Structured figure records
-.-.-

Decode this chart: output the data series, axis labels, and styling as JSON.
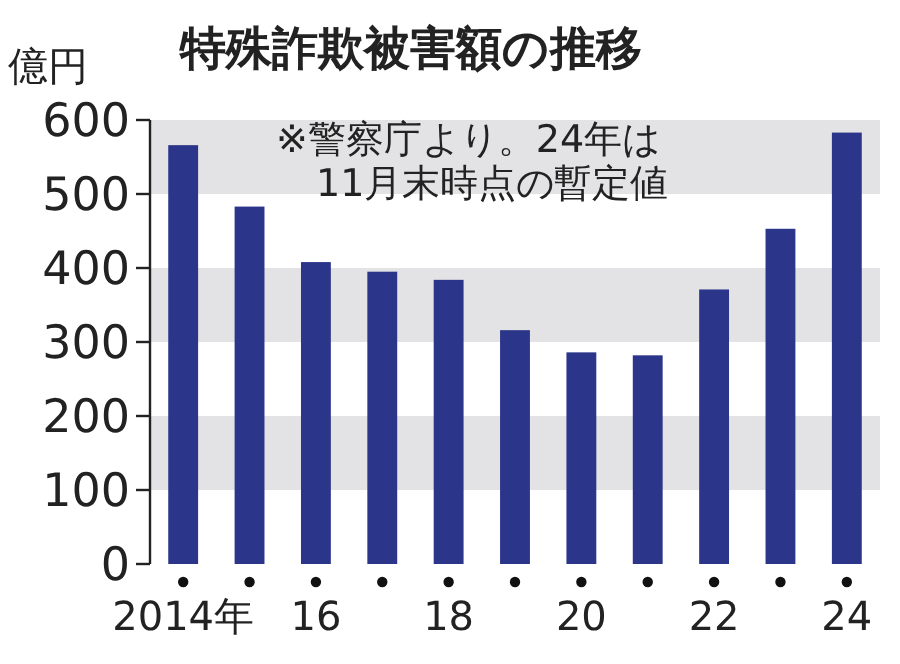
{
  "chart_data": {
    "type": "bar",
    "title": "特殊詐欺被害額の推移",
    "ylabel": "億円",
    "annotations": [
      "※警察庁より。24年は\n11月末時点の暫定値"
    ],
    "categories": [
      "2014年",
      null,
      "16",
      null,
      "18",
      null,
      "20",
      null,
      "22",
      null,
      "24"
    ],
    "series": [
      {
        "color": "#2b3589",
        "values": [
          566,
          483,
          408,
          395,
          384,
          316,
          286,
          282,
          371,
          453,
          583
        ]
      }
    ],
    "ylim": [
      0,
      600
    ],
    "yticks": [
      0,
      100,
      200,
      300,
      400,
      500,
      600
    ]
  }
}
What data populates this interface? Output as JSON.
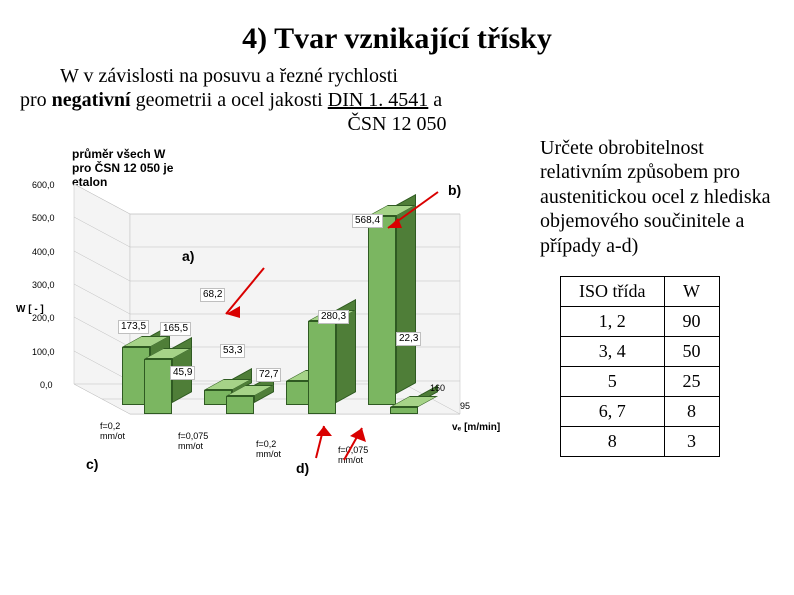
{
  "title": "4) Tvar vznikající třísky",
  "subtitle_line1_pre": "W  v závislosti na posuvu a řezné rychlosti",
  "subtitle_line2_pre": "pro ",
  "subtitle_neg": "negativní",
  "subtitle_line2_post": " geometrii a ocel jakosti ",
  "subtitle_din": "DIN 1. 4541",
  "subtitle_line2_end": " a",
  "subtitle_csn": "ČSN 12 050",
  "right_text": "Určete obrobitelnost relativním způsobem pro austenitickou ocel z hlediska objemového součinitele a případy a-d)",
  "iso_table": {
    "header": [
      "ISO třída",
      "W"
    ],
    "rows": [
      [
        "1, 2",
        "90"
      ],
      [
        "3, 4",
        "50"
      ],
      [
        "5",
        "25"
      ],
      [
        "6, 7",
        "8"
      ],
      [
        "8",
        "3"
      ]
    ]
  },
  "chart": {
    "type": "bar-3d",
    "legend_lines": [
      "průměr všech W",
      "pro ČSN 12 050 je",
      "etalon"
    ],
    "y_axis_label": "W [ - ]",
    "ylim": [
      0,
      600
    ],
    "ytick_step": 100,
    "yticks": [
      0.0,
      100.0,
      200.0,
      300.0,
      400.0,
      500.0,
      600.0
    ],
    "ytick_labels": [
      "0,0",
      "100,0",
      "200,0",
      "300,0",
      "400,0",
      "500,0",
      "600,0"
    ],
    "vc_labels": [
      "160",
      "95"
    ],
    "vc_caption": "vₑ [m/min]",
    "f_labels_front": [
      "f=0,2\nmm/ot",
      "f=0,075\nmm/ot",
      "f=0,2\nmm/ot",
      "f=0,075\nmm/ot"
    ],
    "panel_labels": [
      "a)",
      "b)",
      "c)",
      "d)"
    ],
    "bar_colors": {
      "front": "#7bb661",
      "side": "#4f7e38",
      "top": "#a6d388"
    },
    "value_labels": [
      "173,5",
      "165,5",
      "68,2",
      "45,9",
      "53,3",
      "72,7",
      "568,4",
      "22,3",
      "280,3"
    ],
    "bar_groups": [
      {
        "f": "f=0,2",
        "back": 173.5,
        "front": 165.5,
        "front_label": "165,5",
        "back_label": "173,5",
        "extra_label": "68,2"
      },
      {
        "f": "f=0,075",
        "back": 45.9,
        "front": 53.3,
        "back_label": "45,9",
        "front_label": "53,3",
        "extra_label": null
      },
      {
        "f": "f=0,2",
        "back": 72.7,
        "front": 280.3,
        "back_label": "72,7",
        "front_label": null,
        "extra_label": "280,3"
      },
      {
        "f": "f=0,075",
        "back": 568.4,
        "front": 22.3,
        "back_label": "568,4",
        "front_label": "22,3",
        "extra_label": null
      }
    ],
    "background_color": "#ffffff",
    "grid_color": "#bfbfbf"
  }
}
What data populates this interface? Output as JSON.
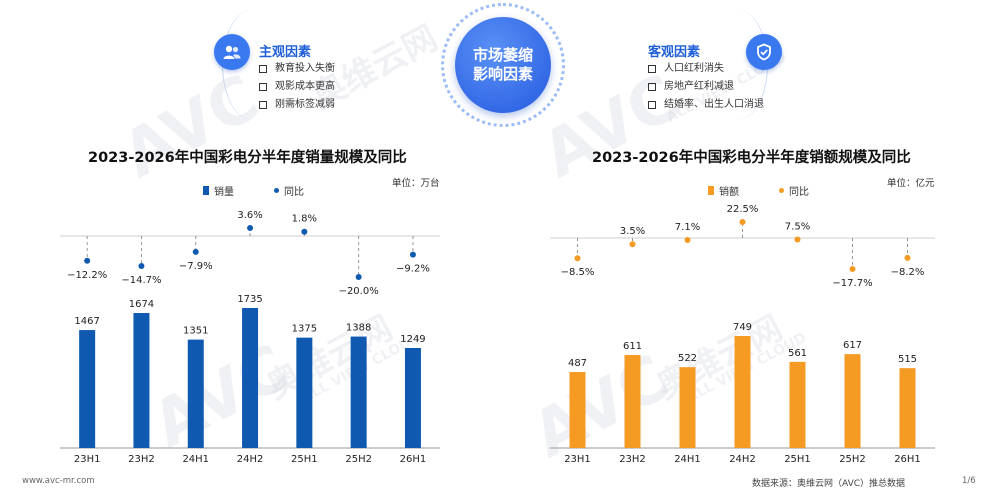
{
  "center": {
    "line1": "市场萎缩",
    "line2": "影响因素"
  },
  "subjective": {
    "title": "主观因素",
    "items": [
      "教育投入失衡",
      "观影成本更高",
      "刚需标签减弱"
    ]
  },
  "objective": {
    "title": "客观因素",
    "items": [
      "人口红利消失",
      "房地产红利减退",
      "结婚率、出生人口消退"
    ]
  },
  "chart_data": [
    {
      "type": "bar",
      "title": "2023-2026年中国彩电分半年度销量规模及同比",
      "unit": "单位：万台",
      "categories": [
        "23H1",
        "23H2",
        "24H1",
        "24H2",
        "25H1",
        "25H2",
        "26H1"
      ],
      "series": [
        {
          "name": "销量",
          "kind": "bar",
          "values": [
            1467,
            1674,
            1351,
            1735,
            1375,
            1388,
            1249
          ],
          "color": "#0f5ab0"
        },
        {
          "name": "同比",
          "kind": "dot",
          "values": [
            -12.2,
            -14.7,
            -7.9,
            3.6,
            1.8,
            -20.0,
            -9.2
          ],
          "labels": [
            "-12.2%",
            "-14.7%",
            "-7.9%",
            "3.6%",
            "1.8%",
            "-20.0%",
            "-9.2%"
          ],
          "color": "#0f5ab0"
        }
      ],
      "legend_position": "top"
    },
    {
      "type": "bar",
      "title": "2023-2026年中国彩电分半年度销额规模及同比",
      "unit": "单位：亿元",
      "categories": [
        "23H1",
        "23H2",
        "24H1",
        "24H2",
        "25H1",
        "25H2",
        "26H1"
      ],
      "series": [
        {
          "name": "销额",
          "kind": "bar",
          "values": [
            487,
            611,
            522,
            749,
            561,
            617,
            515
          ],
          "color": "#f59a23"
        },
        {
          "name": "同比",
          "kind": "dot",
          "values": [
            -8.5,
            3.5,
            7.1,
            22.5,
            7.5,
            -17.7,
            -8.2
          ],
          "labels": [
            "-8.5%",
            "3.5%",
            "7.1%",
            "22.5%",
            "7.5%",
            "-17.7%",
            "-8.2%"
          ],
          "color": "#f59a23"
        }
      ],
      "legend_position": "top"
    }
  ],
  "footer": {
    "website": "www.avc-mr.com",
    "source": "数据来源：奥维云网（AVC）推总数据",
    "page": "1/6"
  },
  "watermark": {
    "brand": "AVC",
    "cn": "奥维云网",
    "en": "ALL VIEW CLOUD"
  }
}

-.-.-

> Task objective:
Make a word-for-word copy of the entries, without any pictures.

> Reply to the exercise:
Decode this chart: output the data series, axis labels, and styling as JSON.
{
  "chart_data": {
    "type": "bar",
    "title": "特殊詐欺被害額の推移",
    "ylabel": "億円",
    "annotations": [
      "※警察庁より。24年は\n11月末時点の暫定値"
    ],
    "categories": [
      "2014年",
      null,
      "16",
      null,
      "18",
      null,
      "20",
      null,
      "22",
      null,
      "24"
    ],
    "series": [
      {
        "color": "#2b3589",
        "values": [
          566,
          483,
          408,
          395,
          384,
          316,
          286,
          282,
          371,
          453,
          583
        ]
      }
    ],
    "ylim": [
      0,
      600
    ],
    "yticks": [
      0,
      100,
      200,
      300,
      400,
      500,
      600
    ]
  }
}
What data populates this interface? Output as JSON.
{
  "title": "4) Tvar vznikající třísky",
  "subtitle_line1_pre": "W  v závislosti na posuvu a řezné rychlosti",
  "subtitle_line2_pre": "pro ",
  "subtitle_neg": "negativní",
  "subtitle_line2_post": " geometrii a ocel jakosti ",
  "subtitle_din": "DIN 1. 4541",
  "subtitle_line2_end": " a",
  "subtitle_csn": "ČSN 12 050",
  "right_text": "Určete obrobitelnost relativním způsobem pro austenitickou ocel z hlediska objemového součinitele a případy a-d)",
  "iso_table": {
    "header": [
      "ISO třída",
      "W"
    ],
    "rows": [
      [
        "1, 2",
        "90"
      ],
      [
        "3, 4",
        "50"
      ],
      [
        "5",
        "25"
      ],
      [
        "6, 7",
        "8"
      ],
      [
        "8",
        "3"
      ]
    ]
  },
  "chart": {
    "type": "bar-3d",
    "legend_lines": [
      "průměr všech W",
      "pro ČSN 12 050 je",
      "etalon"
    ],
    "y_axis_label": "W [ - ]",
    "ylim": [
      0,
      600
    ],
    "ytick_step": 100,
    "yticks": [
      0.0,
      100.0,
      200.0,
      300.0,
      400.0,
      500.0,
      600.0
    ],
    "ytick_labels": [
      "0,0",
      "100,0",
      "200,0",
      "300,0",
      "400,0",
      "500,0",
      "600,0"
    ],
    "vc_labels": [
      "160",
      "95"
    ],
    "vc_caption": "vₑ [m/min]",
    "f_labels_front": [
      "f=0,2\nmm/ot",
      "f=0,075\nmm/ot",
      "f=0,2\nmm/ot",
      "f=0,075\nmm/ot"
    ],
    "panel_labels": [
      "a)",
      "b)",
      "c)",
      "d)"
    ],
    "bar_colors": {
      "front": "#7bb661",
      "side": "#4f7e38",
      "top": "#a6d388"
    },
    "value_labels": [
      "173,5",
      "165,5",
      "68,2",
      "45,9",
      "53,3",
      "72,7",
      "568,4",
      "22,3",
      "280,3"
    ],
    "bar_groups": [
      {
        "f": "f=0,2",
        "back": 173.5,
        "front": 165.5,
        "front_label": "165,5",
        "back_label": "173,5",
        "extra_label": "68,2"
      },
      {
        "f": "f=0,075",
        "back": 45.9,
        "front": 53.3,
        "back_label": "45,9",
        "front_label": "53,3",
        "extra_label": null
      },
      {
        "f": "f=0,2",
        "back": 72.7,
        "front": 280.3,
        "back_label": "72,7",
        "front_label": null,
        "extra_label": "280,3"
      },
      {
        "f": "f=0,075",
        "back": 568.4,
        "front": 22.3,
        "back_label": "568,4",
        "front_label": "22,3",
        "extra_label": null
      }
    ],
    "background_color": "#ffffff",
    "grid_color": "#bfbfbf"
  }
}
What data populates this interface? Output as JSON.
{
  "center": {
    "line1": "市场萎缩",
    "line2": "影响因素"
  },
  "subjective": {
    "title": "主观因素",
    "items": [
      "教育投入失衡",
      "观影成本更高",
      "刚需标签减弱"
    ]
  },
  "objective": {
    "title": "客观因素",
    "items": [
      "人口红利消失",
      "房地产红利减退",
      "结婚率、出生人口消退"
    ]
  },
  "chart_data": [
    {
      "type": "bar",
      "title": "2023-2026年中国彩电分半年度销量规模及同比",
      "unit": "单位：万台",
      "categories": [
        "23H1",
        "23H2",
        "24H1",
        "24H2",
        "25H1",
        "25H2",
        "26H1"
      ],
      "series": [
        {
          "name": "销量",
          "kind": "bar",
          "values": [
            1467,
            1674,
            1351,
            1735,
            1375,
            1388,
            1249
          ],
          "color": "#0f5ab0"
        },
        {
          "name": "同比",
          "kind": "dot",
          "values": [
            -12.2,
            -14.7,
            -7.9,
            3.6,
            1.8,
            -20.0,
            -9.2
          ],
          "labels": [
            "-12.2%",
            "-14.7%",
            "-7.9%",
            "3.6%",
            "1.8%",
            "-20.0%",
            "-9.2%"
          ],
          "color": "#0f5ab0"
        }
      ],
      "legend_position": "top"
    },
    {
      "type": "bar",
      "title": "2023-2026年中国彩电分半年度销额规模及同比",
      "unit": "单位：亿元",
      "categories": [
        "23H1",
        "23H2",
        "24H1",
        "24H2",
        "25H1",
        "25H2",
        "26H1"
      ],
      "series": [
        {
          "name": "销额",
          "kind": "bar",
          "values": [
            487,
            611,
            522,
            749,
            561,
            617,
            515
          ],
          "color": "#f59a23"
        },
        {
          "name": "同比",
          "kind": "dot",
          "values": [
            -8.5,
            3.5,
            7.1,
            22.5,
            7.5,
            -17.7,
            -8.2
          ],
          "labels": [
            "-8.5%",
            "3.5%",
            "7.1%",
            "22.5%",
            "7.5%",
            "-17.7%",
            "-8.2%"
          ],
          "color": "#f59a23"
        }
      ],
      "legend_position": "top"
    }
  ],
  "footer": {
    "website": "www.avc-mr.com",
    "source": "数据来源：奥维云网（AVC）推总数据",
    "page": "1/6"
  },
  "watermark": {
    "brand": "AVC",
    "cn": "奥维云网",
    "en": "ALL VIEW CLOUD"
  }
}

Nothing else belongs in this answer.